Source records:
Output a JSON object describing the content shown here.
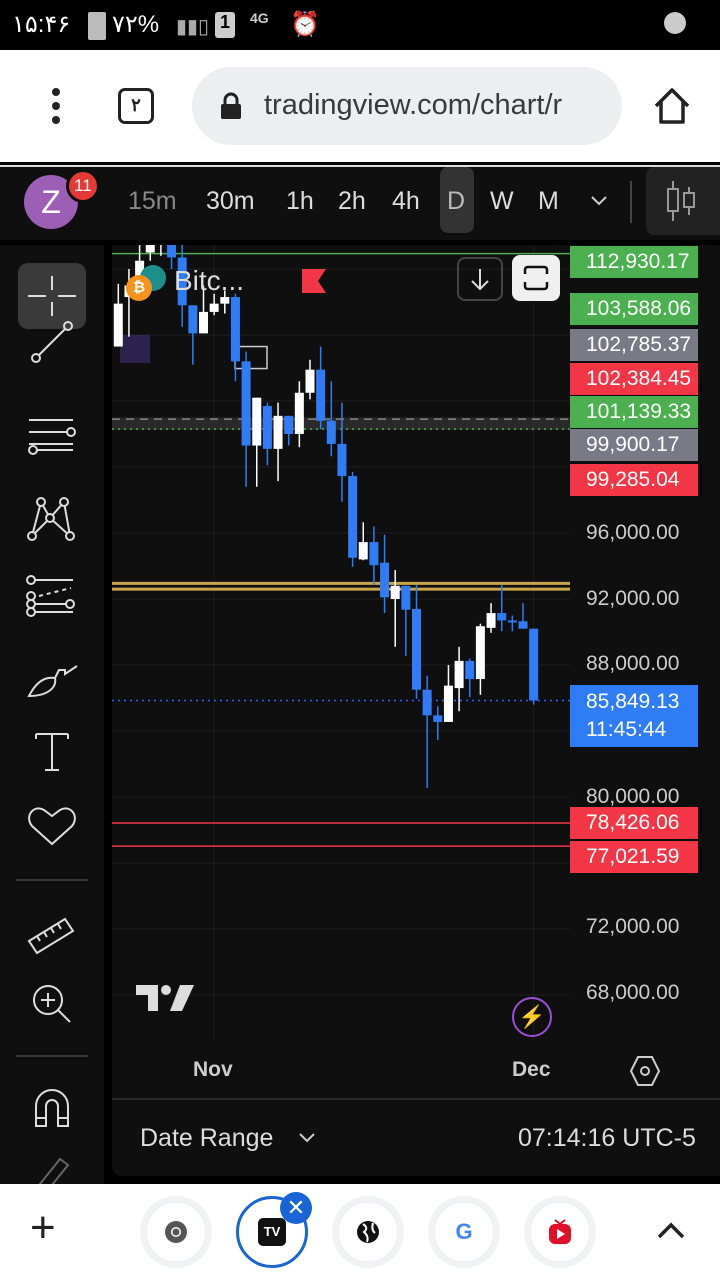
{
  "status_bar": {
    "time": "۱۵:۴۶",
    "battery": "۷۲%",
    "sim": "1",
    "network": "4G"
  },
  "browser": {
    "tab_count": "۲",
    "url": "tradingview.com/chart/r",
    "menu_icon": "more-vert-icon",
    "home_icon": "home-icon"
  },
  "toolbar": {
    "avatar_letter": "Z",
    "notification_count": "11",
    "avatar_color": "#9c5fb5",
    "intervals": [
      {
        "label": "15m",
        "active": false
      },
      {
        "label": "30m",
        "active": false
      },
      {
        "label": "1h",
        "active": false
      },
      {
        "label": "2h",
        "active": false
      },
      {
        "label": "4h",
        "active": false
      },
      {
        "label": "D",
        "active": true
      },
      {
        "label": "W",
        "active": false
      },
      {
        "label": "M",
        "active": false
      }
    ],
    "chart_type_icon": "candles-icon"
  },
  "drawing_tools": [
    "crosshair-icon",
    "trend-line-icon",
    "fib-retracement-icon",
    "xabcd-pattern-icon",
    "forecast-icon",
    "brush-icon",
    "text-icon",
    "heart-icon",
    "ruler-icon",
    "zoom-in-icon",
    "magnet-icon",
    "pencil-icon"
  ],
  "legend": {
    "symbol": "Bitc..."
  },
  "price_labels": [
    {
      "text": "112,930.17",
      "color": "#4caf50"
    },
    {
      "text": "103,588.06",
      "color": "#4caf50"
    },
    {
      "text": "102,785.37",
      "color": "#787b86"
    },
    {
      "text": "102,384.45",
      "color": "#f23645"
    },
    {
      "text": "101,139.33",
      "color": "#4caf50"
    },
    {
      "text": "99,900.17",
      "color": "#787b86"
    },
    {
      "text": "99,285.04",
      "color": "#f23645"
    },
    {
      "text": "78,426.06",
      "color": "#f23645"
    },
    {
      "text": "77,021.59",
      "color": "#f23645"
    }
  ],
  "axis_prices": [
    "96,000.00",
    "92,000.00",
    "88,000.00",
    "80,000.00",
    "72,000.00",
    "68,000.00"
  ],
  "current_price": {
    "price": "85,849.13",
    "countdown": "11:45:44",
    "color": "#2962ff"
  },
  "x_axis": [
    "Nov",
    "Dec"
  ],
  "bottom": {
    "date_range": "Date Range",
    "clock": "07:14:16 UTC-5"
  },
  "chart_data": {
    "type": "candlestick",
    "interval": "D",
    "colors": {
      "up": "#ffffff",
      "down": "#2f7cf6"
    },
    "x_ticks": [
      {
        "label": "Nov",
        "index": 9
      },
      {
        "label": "Dec",
        "index": 39
      }
    ],
    "y_ticks": [
      96000,
      92000,
      88000,
      80000,
      72000,
      68000
    ],
    "horizontal_lines": [
      {
        "price": 112930.17,
        "color": "#4caf50",
        "style": "solid"
      },
      {
        "price": 102900,
        "color": "#888888",
        "style": "dashed"
      },
      {
        "price": 102300,
        "color": "#4caf50",
        "style": "dotted"
      },
      {
        "price": 92950,
        "color": "#c9a54a",
        "style": "solid"
      },
      {
        "price": 92600,
        "color": "#c9a54a",
        "style": "solid"
      },
      {
        "price": 85849.13,
        "color": "#2962ff",
        "style": "dotted"
      },
      {
        "price": 78426.06,
        "color": "#f23645",
        "style": "solid"
      },
      {
        "price": 77021.59,
        "color": "#f23645",
        "style": "solid"
      }
    ],
    "candles": [
      [
        107300,
        111100,
        107300,
        109900
      ],
      [
        110300,
        112000,
        107900,
        111000
      ],
      [
        111000,
        113500,
        110500,
        112500
      ],
      [
        113000,
        114500,
        112500,
        114000
      ],
      [
        113500,
        115000,
        112800,
        114500
      ],
      [
        115000,
        115500,
        112000,
        112700
      ],
      [
        112700,
        115000,
        108500,
        109800
      ],
      [
        109800,
        109800,
        106200,
        108100
      ],
      [
        108100,
        111000,
        108100,
        109400
      ],
      [
        109400,
        110500,
        109200,
        109900
      ],
      [
        109900,
        110700,
        109300,
        110300
      ],
      [
        110300,
        110500,
        105200,
        106400
      ],
      [
        106400,
        107000,
        98800,
        101300
      ],
      [
        101300,
        104200,
        98800,
        104200
      ],
      [
        103700,
        103900,
        100100,
        101100
      ],
      [
        101100,
        103900,
        99150,
        103100
      ],
      [
        103100,
        103100,
        101300,
        102000
      ],
      [
        102000,
        105200,
        101200,
        104500
      ],
      [
        104500,
        106500,
        104100,
        105900
      ],
      [
        105900,
        107300,
        102300,
        102800
      ],
      [
        102800,
        105200,
        100650,
        101400
      ],
      [
        101400,
        103900,
        97900,
        99450
      ],
      [
        99450,
        99700,
        93950,
        94500
      ],
      [
        94400,
        96650,
        94350,
        95450
      ],
      [
        95450,
        96400,
        92850,
        94050
      ],
      [
        94200,
        95900,
        91150,
        92100
      ],
      [
        92000,
        93750,
        89100,
        92800
      ],
      [
        92800,
        92800,
        88550,
        91350
      ],
      [
        91400,
        92850,
        85950,
        86500
      ],
      [
        86500,
        87350,
        80550,
        84950
      ],
      [
        84950,
        85500,
        83450,
        84550
      ],
      [
        84550,
        88000,
        84550,
        86750
      ],
      [
        86600,
        89100,
        85200,
        88250
      ],
      [
        88250,
        88400,
        86050,
        87150
      ],
      [
        87150,
        90500,
        86200,
        90350
      ],
      [
        90250,
        91750,
        89950,
        91150
      ],
      [
        91150,
        92850,
        90050,
        90700
      ],
      [
        90700,
        91000,
        90050,
        90650
      ],
      [
        90650,
        91750,
        90200,
        90200
      ],
      [
        90200,
        90200,
        85600,
        85849.13
      ]
    ]
  },
  "tab_strip": {
    "new_tab": "+",
    "tabs": [
      "chrome-icon",
      "tradingview-icon",
      "globe-icon",
      "google-icon",
      "tv-app-icon"
    ],
    "active_tab": 1
  }
}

Problem description:
Locate the string "tradingview" in the listing above and copy every line where it occurs.

Result:
    "url": "tradingview.com/chart/r",
      "tradingview-icon",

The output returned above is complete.